In the abstract on liver regulatory dendritic cells, which factor derived from liver stroma was found to contribute to generating the regulatory dendritic cells?

## Text shown
● ● ● ●
Hepatic microenvironment programs hematopoietic progenitor differentiation into regulatory dendritic cells, maintaining liver tolerance.

摘要

The liver has been generally considered an organ prone to tolerance induction and maintenance. However, whether and how the unique liver microenvironment contributes to tolerance maintenance is largely unknown. Here, we used liver fibroblastic stromal cells to mimic the liver microenvironment and found that liver stroma could induce Lin(-)CD117(+) progenitors to differentiate into dendritic cells (DCs) with low CD11c, MHC II but high CD11b expression, high IL-10, but low IL-12 secretion. Such regulatory DCs could inhibit T-cell proliferation in vitro and in vivo, induce apoptosis of the activated T cells, and alleviate the damage of autoimmune hepatitis. Furthermore, liver stroma-derived macrophage colony-stimulating factor (M-CSF) was found to contribute to the generation of such regulatory DCs. Regulatory DC-derived PGE2 and T cell-derived IFN-gamma were responsible for the regulatory function. The natural counterpart of regulatory DCs was phenotypically and functionally identified in the liver. Importantly, Lin(-)CD117(+) progenitors could be differentiated into regulatory DCs in the liver once transferred into the liver. Infusion with liver regulatory DCs alleviated experimental autoimmune hepatitis. Therefore, we demonstrate that the liver microenvironment is highly important to program progenitors to differentiate into regulatory DCs in situ, which contributes to the maintenance of liver tolerance.
● ● ● ●
Collected data entries
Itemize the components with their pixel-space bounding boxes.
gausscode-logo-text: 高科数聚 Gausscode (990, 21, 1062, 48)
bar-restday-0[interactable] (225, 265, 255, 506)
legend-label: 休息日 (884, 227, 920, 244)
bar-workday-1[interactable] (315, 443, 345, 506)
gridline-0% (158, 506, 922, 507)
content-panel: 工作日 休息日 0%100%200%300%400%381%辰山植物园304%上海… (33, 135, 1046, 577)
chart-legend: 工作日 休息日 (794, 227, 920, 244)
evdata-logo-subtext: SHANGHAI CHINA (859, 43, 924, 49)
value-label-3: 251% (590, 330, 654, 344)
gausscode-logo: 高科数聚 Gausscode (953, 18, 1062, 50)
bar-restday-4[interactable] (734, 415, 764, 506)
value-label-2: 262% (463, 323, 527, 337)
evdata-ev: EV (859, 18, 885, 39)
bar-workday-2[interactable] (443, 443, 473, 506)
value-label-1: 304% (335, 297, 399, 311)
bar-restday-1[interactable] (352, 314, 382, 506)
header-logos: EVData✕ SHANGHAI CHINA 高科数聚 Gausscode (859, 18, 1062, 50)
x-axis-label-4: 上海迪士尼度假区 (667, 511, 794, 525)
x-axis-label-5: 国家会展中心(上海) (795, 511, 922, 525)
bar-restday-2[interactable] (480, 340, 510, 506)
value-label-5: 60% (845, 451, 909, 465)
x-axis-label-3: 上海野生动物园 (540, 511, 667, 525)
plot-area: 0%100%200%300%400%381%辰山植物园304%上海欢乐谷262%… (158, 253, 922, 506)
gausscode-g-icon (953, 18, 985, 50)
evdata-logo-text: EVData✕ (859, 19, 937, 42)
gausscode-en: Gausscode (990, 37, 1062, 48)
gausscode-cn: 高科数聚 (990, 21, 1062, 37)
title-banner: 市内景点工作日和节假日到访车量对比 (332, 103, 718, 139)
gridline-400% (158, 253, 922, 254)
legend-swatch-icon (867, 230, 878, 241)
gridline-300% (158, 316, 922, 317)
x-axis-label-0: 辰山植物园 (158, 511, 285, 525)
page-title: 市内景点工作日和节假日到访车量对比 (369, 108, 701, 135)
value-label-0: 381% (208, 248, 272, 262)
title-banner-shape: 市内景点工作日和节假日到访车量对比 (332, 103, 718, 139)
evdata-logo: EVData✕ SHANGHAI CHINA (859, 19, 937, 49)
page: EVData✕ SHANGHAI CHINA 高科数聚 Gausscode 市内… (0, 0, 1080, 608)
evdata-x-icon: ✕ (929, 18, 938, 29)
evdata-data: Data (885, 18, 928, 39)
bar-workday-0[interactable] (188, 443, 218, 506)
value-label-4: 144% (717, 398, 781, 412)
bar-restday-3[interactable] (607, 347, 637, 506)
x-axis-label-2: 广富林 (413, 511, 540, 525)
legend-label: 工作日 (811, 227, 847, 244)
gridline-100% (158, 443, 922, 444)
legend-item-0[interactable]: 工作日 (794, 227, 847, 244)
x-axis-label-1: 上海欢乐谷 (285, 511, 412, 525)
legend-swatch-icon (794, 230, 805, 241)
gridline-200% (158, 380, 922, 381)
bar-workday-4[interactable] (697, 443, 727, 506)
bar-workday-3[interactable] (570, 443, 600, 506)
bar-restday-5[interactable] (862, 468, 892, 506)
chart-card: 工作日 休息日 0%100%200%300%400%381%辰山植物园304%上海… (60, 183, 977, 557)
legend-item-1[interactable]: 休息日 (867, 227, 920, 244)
● ● ● ●
## Solution to the problem
Macrophage colony-stimulating factor (M-CSF).